### TASK PROMPT:
Each entry below is to be transcribed exactly.

(Collection entries)
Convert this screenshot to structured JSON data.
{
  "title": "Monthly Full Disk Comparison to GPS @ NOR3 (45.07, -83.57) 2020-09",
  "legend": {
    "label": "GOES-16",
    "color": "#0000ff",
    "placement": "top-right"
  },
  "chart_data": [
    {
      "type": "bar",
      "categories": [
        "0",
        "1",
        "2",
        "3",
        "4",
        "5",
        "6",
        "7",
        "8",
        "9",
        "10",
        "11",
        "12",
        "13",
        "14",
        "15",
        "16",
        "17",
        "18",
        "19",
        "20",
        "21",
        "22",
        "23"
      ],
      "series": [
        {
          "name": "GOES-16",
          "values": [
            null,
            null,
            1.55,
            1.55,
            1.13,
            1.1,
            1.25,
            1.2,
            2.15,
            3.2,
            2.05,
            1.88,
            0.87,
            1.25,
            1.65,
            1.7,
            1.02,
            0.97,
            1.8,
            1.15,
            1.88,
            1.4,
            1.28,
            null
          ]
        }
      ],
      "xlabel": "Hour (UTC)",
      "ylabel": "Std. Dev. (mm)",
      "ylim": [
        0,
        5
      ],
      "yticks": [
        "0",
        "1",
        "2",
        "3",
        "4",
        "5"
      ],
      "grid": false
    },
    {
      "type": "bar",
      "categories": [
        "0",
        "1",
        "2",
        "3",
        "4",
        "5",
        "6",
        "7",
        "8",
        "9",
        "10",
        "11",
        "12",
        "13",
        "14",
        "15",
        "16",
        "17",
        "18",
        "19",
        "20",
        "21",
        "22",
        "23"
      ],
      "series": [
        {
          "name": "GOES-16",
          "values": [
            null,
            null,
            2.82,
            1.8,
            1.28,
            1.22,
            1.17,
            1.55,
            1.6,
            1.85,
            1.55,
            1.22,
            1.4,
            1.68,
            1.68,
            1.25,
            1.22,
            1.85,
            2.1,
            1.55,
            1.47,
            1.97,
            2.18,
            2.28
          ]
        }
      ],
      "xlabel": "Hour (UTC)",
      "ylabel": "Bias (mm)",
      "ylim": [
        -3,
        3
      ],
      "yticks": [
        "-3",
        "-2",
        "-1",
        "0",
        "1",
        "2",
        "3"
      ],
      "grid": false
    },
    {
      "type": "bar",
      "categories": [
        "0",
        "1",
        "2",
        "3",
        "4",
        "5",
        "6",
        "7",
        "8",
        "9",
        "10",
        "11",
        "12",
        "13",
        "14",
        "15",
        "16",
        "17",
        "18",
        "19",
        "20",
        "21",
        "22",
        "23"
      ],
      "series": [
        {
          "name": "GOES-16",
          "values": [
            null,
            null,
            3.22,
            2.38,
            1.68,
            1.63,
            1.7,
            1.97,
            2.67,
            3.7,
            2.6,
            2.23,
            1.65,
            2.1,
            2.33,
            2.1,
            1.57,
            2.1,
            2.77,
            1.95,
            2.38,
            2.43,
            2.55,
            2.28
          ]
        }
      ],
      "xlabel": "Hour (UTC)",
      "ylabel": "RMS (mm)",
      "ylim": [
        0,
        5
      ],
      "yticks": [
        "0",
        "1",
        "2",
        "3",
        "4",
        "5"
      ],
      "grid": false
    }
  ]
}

### PROBLEM SOLUTION:
Convert this screenshot to structured JSON data.
{
  "title": "Monthly Full Disk Comparison to GPS @ NOR3 (45.07, -83.57) 2020-09",
  "legend": {
    "label": "GOES-16",
    "color": "#0000ff",
    "placement": "top-right"
  },
  "chart_data": [
    {
      "type": "bar",
      "categories": [
        "0",
        "1",
        "2",
        "3",
        "4",
        "5",
        "6",
        "7",
        "8",
        "9",
        "10",
        "11",
        "12",
        "13",
        "14",
        "15",
        "16",
        "17",
        "18",
        "19",
        "20",
        "21",
        "22",
        "23"
      ],
      "series": [
        {
          "name": "GOES-16",
          "values": [
            null,
            null,
            1.55,
            1.55,
            1.13,
            1.1,
            1.25,
            1.2,
            2.15,
            3.2,
            2.05,
            1.88,
            0.87,
            1.25,
            1.65,
            1.7,
            1.02,
            0.97,
            1.8,
            1.15,
            1.88,
            1.4,
            1.28,
            null
          ]
        }
      ],
      "xlabel": "Hour (UTC)",
      "ylabel": "Std. Dev. (mm)",
      "ylim": [
        0,
        5
      ],
      "yticks": [
        "0",
        "1",
        "2",
        "3",
        "4",
        "5"
      ],
      "grid": false
    },
    {
      "type": "bar",
      "categories": [
        "0",
        "1",
        "2",
        "3",
        "4",
        "5",
        "6",
        "7",
        "8",
        "9",
        "10",
        "11",
        "12",
        "13",
        "14",
        "15",
        "16",
        "17",
        "18",
        "19",
        "20",
        "21",
        "22",
        "23"
      ],
      "series": [
        {
          "name": "GOES-16",
          "values": [
            null,
            null,
            2.82,
            1.8,
            1.28,
            1.22,
            1.17,
            1.55,
            1.6,
            1.85,
            1.55,
            1.22,
            1.4,
            1.68,
            1.68,
            1.25,
            1.22,
            1.85,
            2.1,
            1.55,
            1.47,
            1.97,
            2.18,
            2.28
          ]
        }
      ],
      "xlabel": "Hour (UTC)",
      "ylabel": "Bias (mm)",
      "ylim": [
        -3,
        3
      ],
      "yticks": [
        "-3",
        "-2",
        "-1",
        "0",
        "1",
        "2",
        "3"
      ],
      "grid": false
    },
    {
      "type": "bar",
      "categories": [
        "0",
        "1",
        "2",
        "3",
        "4",
        "5",
        "6",
        "7",
        "8",
        "9",
        "10",
        "11",
        "12",
        "13",
        "14",
        "15",
        "16",
        "17",
        "18",
        "19",
        "20",
        "21",
        "22",
        "23"
      ],
      "series": [
        {
          "name": "GOES-16",
          "values": [
            null,
            null,
            3.22,
            2.38,
            1.68,
            1.63,
            1.7,
            1.97,
            2.67,
            3.7,
            2.6,
            2.23,
            1.65,
            2.1,
            2.33,
            2.1,
            1.57,
            2.1,
            2.77,
            1.95,
            2.38,
            2.43,
            2.55,
            2.28
          ]
        }
      ],
      "xlabel": "Hour (UTC)",
      "ylabel": "RMS (mm)",
      "ylim": [
        0,
        5
      ],
      "yticks": [
        "0",
        "1",
        "2",
        "3",
        "4",
        "5"
      ],
      "grid": false
    }
  ]
}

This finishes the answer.